── PROVIDED RECORDS

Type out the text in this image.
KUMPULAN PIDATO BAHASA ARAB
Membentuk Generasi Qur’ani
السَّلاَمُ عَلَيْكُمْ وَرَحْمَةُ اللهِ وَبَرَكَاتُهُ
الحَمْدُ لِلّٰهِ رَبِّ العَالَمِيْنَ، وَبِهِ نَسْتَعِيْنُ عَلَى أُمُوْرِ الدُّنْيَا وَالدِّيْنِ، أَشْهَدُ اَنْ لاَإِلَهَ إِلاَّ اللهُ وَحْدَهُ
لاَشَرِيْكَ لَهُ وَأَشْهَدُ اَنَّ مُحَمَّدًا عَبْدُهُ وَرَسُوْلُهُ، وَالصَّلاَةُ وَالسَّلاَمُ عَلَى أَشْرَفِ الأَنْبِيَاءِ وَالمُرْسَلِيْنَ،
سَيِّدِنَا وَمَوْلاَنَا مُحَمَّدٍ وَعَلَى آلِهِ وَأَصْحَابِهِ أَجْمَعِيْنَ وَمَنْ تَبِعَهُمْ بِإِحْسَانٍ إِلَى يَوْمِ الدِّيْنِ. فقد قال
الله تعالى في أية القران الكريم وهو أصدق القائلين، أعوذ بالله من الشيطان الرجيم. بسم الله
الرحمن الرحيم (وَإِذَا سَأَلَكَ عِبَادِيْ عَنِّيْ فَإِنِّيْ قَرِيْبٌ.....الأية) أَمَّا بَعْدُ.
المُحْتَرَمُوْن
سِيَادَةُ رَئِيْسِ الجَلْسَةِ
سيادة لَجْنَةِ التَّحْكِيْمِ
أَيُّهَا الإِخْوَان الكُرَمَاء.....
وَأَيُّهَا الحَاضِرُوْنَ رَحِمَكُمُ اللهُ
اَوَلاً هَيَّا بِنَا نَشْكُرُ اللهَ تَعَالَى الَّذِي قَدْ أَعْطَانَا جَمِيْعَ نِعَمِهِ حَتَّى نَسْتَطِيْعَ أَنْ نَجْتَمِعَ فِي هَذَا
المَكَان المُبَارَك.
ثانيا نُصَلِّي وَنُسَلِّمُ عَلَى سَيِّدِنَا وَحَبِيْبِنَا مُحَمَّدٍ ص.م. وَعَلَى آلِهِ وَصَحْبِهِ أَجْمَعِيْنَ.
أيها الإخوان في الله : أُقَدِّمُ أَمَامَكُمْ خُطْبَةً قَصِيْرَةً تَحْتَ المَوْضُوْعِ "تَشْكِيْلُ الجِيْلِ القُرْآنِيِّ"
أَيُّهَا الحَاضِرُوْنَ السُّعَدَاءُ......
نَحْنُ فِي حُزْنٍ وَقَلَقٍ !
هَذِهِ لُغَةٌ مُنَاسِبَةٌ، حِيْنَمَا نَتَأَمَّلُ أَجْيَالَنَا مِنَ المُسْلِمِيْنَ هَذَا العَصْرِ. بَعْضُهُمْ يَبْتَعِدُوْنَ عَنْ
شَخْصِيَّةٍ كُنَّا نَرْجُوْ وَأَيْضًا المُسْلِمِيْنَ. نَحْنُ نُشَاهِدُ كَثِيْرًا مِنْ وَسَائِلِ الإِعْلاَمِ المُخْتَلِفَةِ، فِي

────

- WHAT TO DO: Repeat all the entries exactly as given.

- RESPONSE TO THIS EXERCISE:
Type out the text in this image.
KUMPULAN PIDATO BAHASA ARAB
Membentuk Generasi Qur’ani
السَّلاَمُ عَلَيْكُمْ وَرَحْمَةُ اللهِ وَبَرَكَاتُهُ
الحَمْدُ لِلّٰهِ رَبِّ العَالَمِيْنَ، وَبِهِ نَسْتَعِيْنُ عَلَى أُمُوْرِ الدُّنْيَا وَالدِّيْنِ، أَشْهَدُ اَنْ لاَإِلَهَ إِلاَّ اللهُ وَحْدَهُ
لاَشَرِيْكَ لَهُ وَأَشْهَدُ اَنَّ مُحَمَّدًا عَبْدُهُ وَرَسُوْلُهُ، وَالصَّلاَةُ وَالسَّلاَمُ عَلَى أَشْرَفِ الأَنْبِيَاءِ وَالمُرْسَلِيْنَ،
سَيِّدِنَا وَمَوْلاَنَا مُحَمَّدٍ وَعَلَى آلِهِ وَأَصْحَابِهِ أَجْمَعِيْنَ وَمَنْ تَبِعَهُمْ بِإِحْسَانٍ إِلَى يَوْمِ الدِّيْنِ. فقد قال
الله تعالى في أية القران الكريم وهو أصدق القائلين، أعوذ بالله من الشيطان الرجيم. بسم الله
الرحمن الرحيم (وَإِذَا سَأَلَكَ عِبَادِيْ عَنِّيْ فَإِنِّيْ قَرِيْبٌ.....الأية) أَمَّا بَعْدُ.
المُحْتَرَمُوْن
سِيَادَةُ رَئِيْسِ الجَلْسَةِ
سيادة لَجْنَةِ التَّحْكِيْمِ
أَيُّهَا الإِخْوَان الكُرَمَاء.....
وَأَيُّهَا الحَاضِرُوْنَ رَحِمَكُمُ اللهُ
اَوَلاً هَيَّا بِنَا نَشْكُرُ اللهَ تَعَالَى الَّذِي قَدْ أَعْطَانَا جَمِيْعَ نِعَمِهِ حَتَّى نَسْتَطِيْعَ أَنْ نَجْتَمِعَ فِي هَذَا
المَكَان المُبَارَك.
ثانيا نُصَلِّي وَنُسَلِّمُ عَلَى سَيِّدِنَا وَحَبِيْبِنَا مُحَمَّدٍ ص.م. وَعَلَى آلِهِ وَصَحْبِهِ أَجْمَعِيْنَ.
أيها الإخوان في الله : أُقَدِّمُ أَمَامَكُمْ خُطْبَةً قَصِيْرَةً تَحْتَ المَوْضُوْعِ "تَشْكِيْلُ الجِيْلِ القُرْآنِيِّ"
أَيُّهَا الحَاضِرُوْنَ السُّعَدَاءُ......
نَحْنُ فِي حُزْنٍ وَقَلَقٍ !
هَذِهِ لُغَةٌ مُنَاسِبَةٌ، حِيْنَمَا نَتَأَمَّلُ أَجْيَالَنَا مِنَ المُسْلِمِيْنَ هَذَا العَصْرِ. بَعْضُهُمْ يَبْتَعِدُوْنَ عَنْ
شَخْصِيَّةٍ كُنَّا نَرْجُوْ وَأَيْضًا المُسْلِمِيْنَ. نَحْنُ نُشَاهِدُ كَثِيْرًا مِنْ وَسَائِلِ الإِعْلاَمِ المُخْتَلِفَةِ، فِي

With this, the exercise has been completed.